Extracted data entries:

::::

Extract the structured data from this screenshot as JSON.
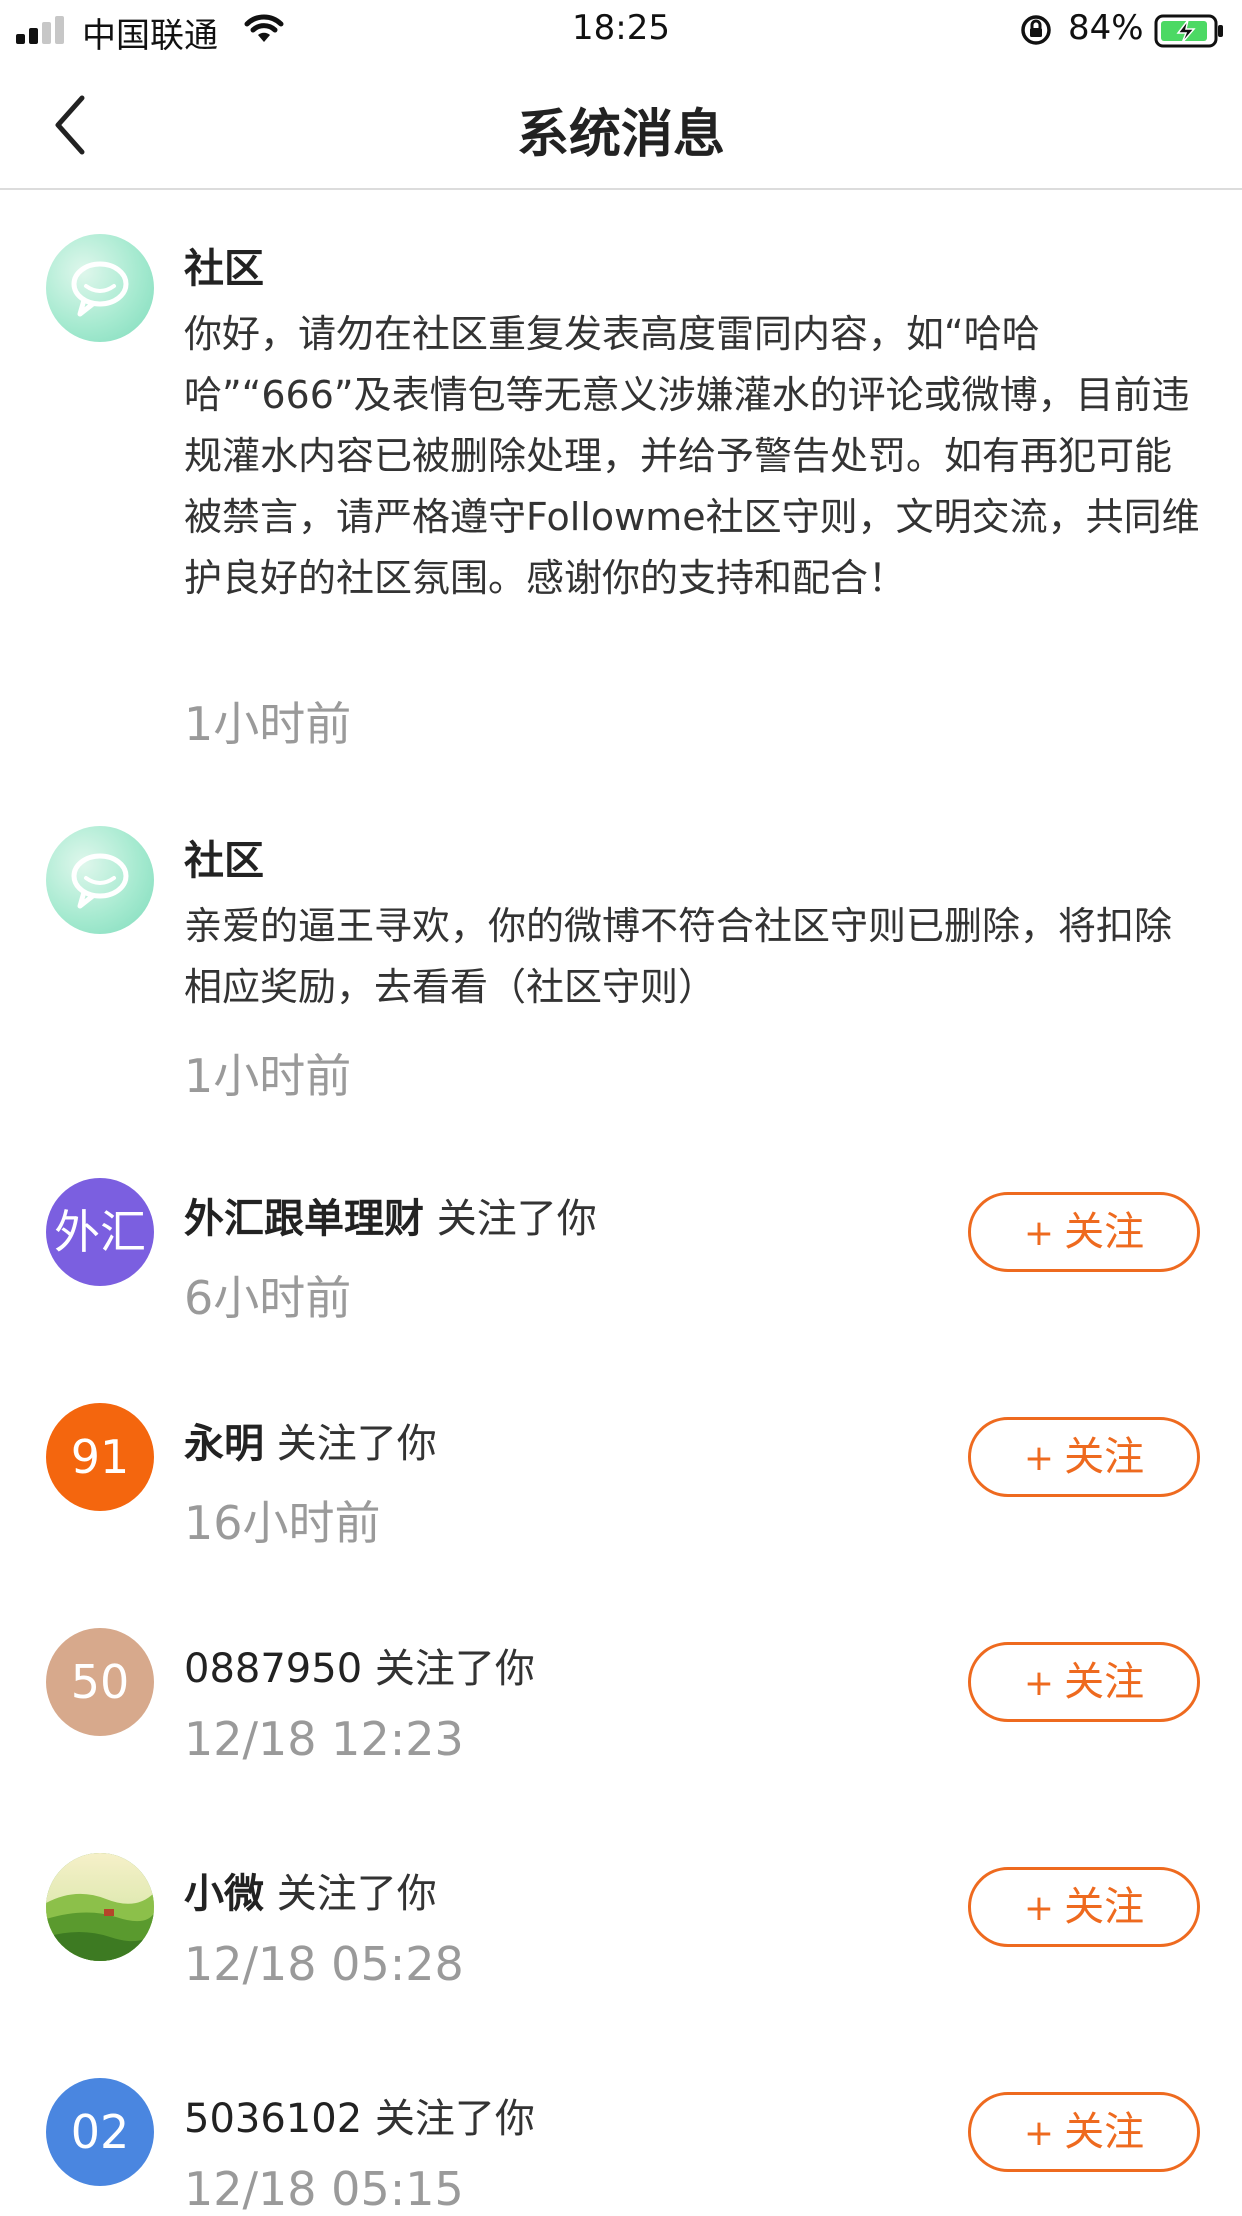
{
  "status_bar": {
    "carrier": "中国联通",
    "time": "18:25",
    "battery": "84%"
  },
  "nav": {
    "title": "系统消息"
  },
  "system_messages": [
    {
      "title": "社区",
      "body": "你好，请勿在社区重复发表高度雷同内容，如“哈哈哈”“666”及表情包等无意义涉嫌灌水的评论或微博，目前违规灌水内容已被删除处理，并给予警告处罚。如有再犯可能被禁言，请严格遵守Followme社区守则，文明交流，共同维护良好的社区氛围。感谢你的支持和配合！",
      "time": "1小时前"
    },
    {
      "title": "社区",
      "body": "亲爱的逼王寻欢，你的微博不符合社区守则已删除，将扣除相应奖励，去看看（社区守则）",
      "time": "1小时前"
    }
  ],
  "follow_action_text": "关注了你",
  "follow_button_label": "关注",
  "follow_button_plus": "+",
  "followers": [
    {
      "avatar_text": "外汇",
      "avatar_color": "#7b5fe0",
      "name": "外汇跟单理财",
      "time": "6小时前"
    },
    {
      "avatar_text": "91",
      "avatar_color": "#f4660e",
      "name": "永明",
      "time": "16小时前"
    },
    {
      "avatar_text": "50",
      "avatar_color": "#d7a98c",
      "name": "0887950",
      "time": "12/18 12:23"
    },
    {
      "avatar_text": "",
      "avatar_color": "#5a9a3a",
      "name": "小微",
      "time": "12/18 05:28"
    },
    {
      "avatar_text": "02",
      "avatar_color": "#4a86e0",
      "name": "5036102",
      "time": "12/18 05:15"
    }
  ],
  "colors": {
    "accent": "#ee6a1f",
    "time_gray": "#9a9a9a"
  }
}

::::

YOUR OBJECTIVE: Give the data again exactly as written, with all pictures left out.

THE OUTPUT:
Extract the structured data from this screenshot as JSON.
{
  "status_bar": {
    "carrier": "中国联通",
    "time": "18:25",
    "battery": "84%"
  },
  "nav": {
    "title": "系统消息"
  },
  "system_messages": [
    {
      "title": "社区",
      "body": "你好，请勿在社区重复发表高度雷同内容，如“哈哈哈”“666”及表情包等无意义涉嫌灌水的评论或微博，目前违规灌水内容已被删除处理，并给予警告处罚。如有再犯可能被禁言，请严格遵守Followme社区守则，文明交流，共同维护良好的社区氛围。感谢你的支持和配合！",
      "time": "1小时前"
    },
    {
      "title": "社区",
      "body": "亲爱的逼王寻欢，你的微博不符合社区守则已删除，将扣除相应奖励，去看看（社区守则）",
      "time": "1小时前"
    }
  ],
  "follow_action_text": "关注了你",
  "follow_button_label": "关注",
  "follow_button_plus": "+",
  "followers": [
    {
      "avatar_text": "外汇",
      "avatar_color": "#7b5fe0",
      "name": "外汇跟单理财",
      "time": "6小时前"
    },
    {
      "avatar_text": "91",
      "avatar_color": "#f4660e",
      "name": "永明",
      "time": "16小时前"
    },
    {
      "avatar_text": "50",
      "avatar_color": "#d7a98c",
      "name": "0887950",
      "time": "12/18 12:23"
    },
    {
      "avatar_text": "",
      "avatar_color": "#5a9a3a",
      "name": "小微",
      "time": "12/18 05:28"
    },
    {
      "avatar_text": "02",
      "avatar_color": "#4a86e0",
      "name": "5036102",
      "time": "12/18 05:15"
    }
  ],
  "colors": {
    "accent": "#ee6a1f",
    "time_gray": "#9a9a9a"
  }
}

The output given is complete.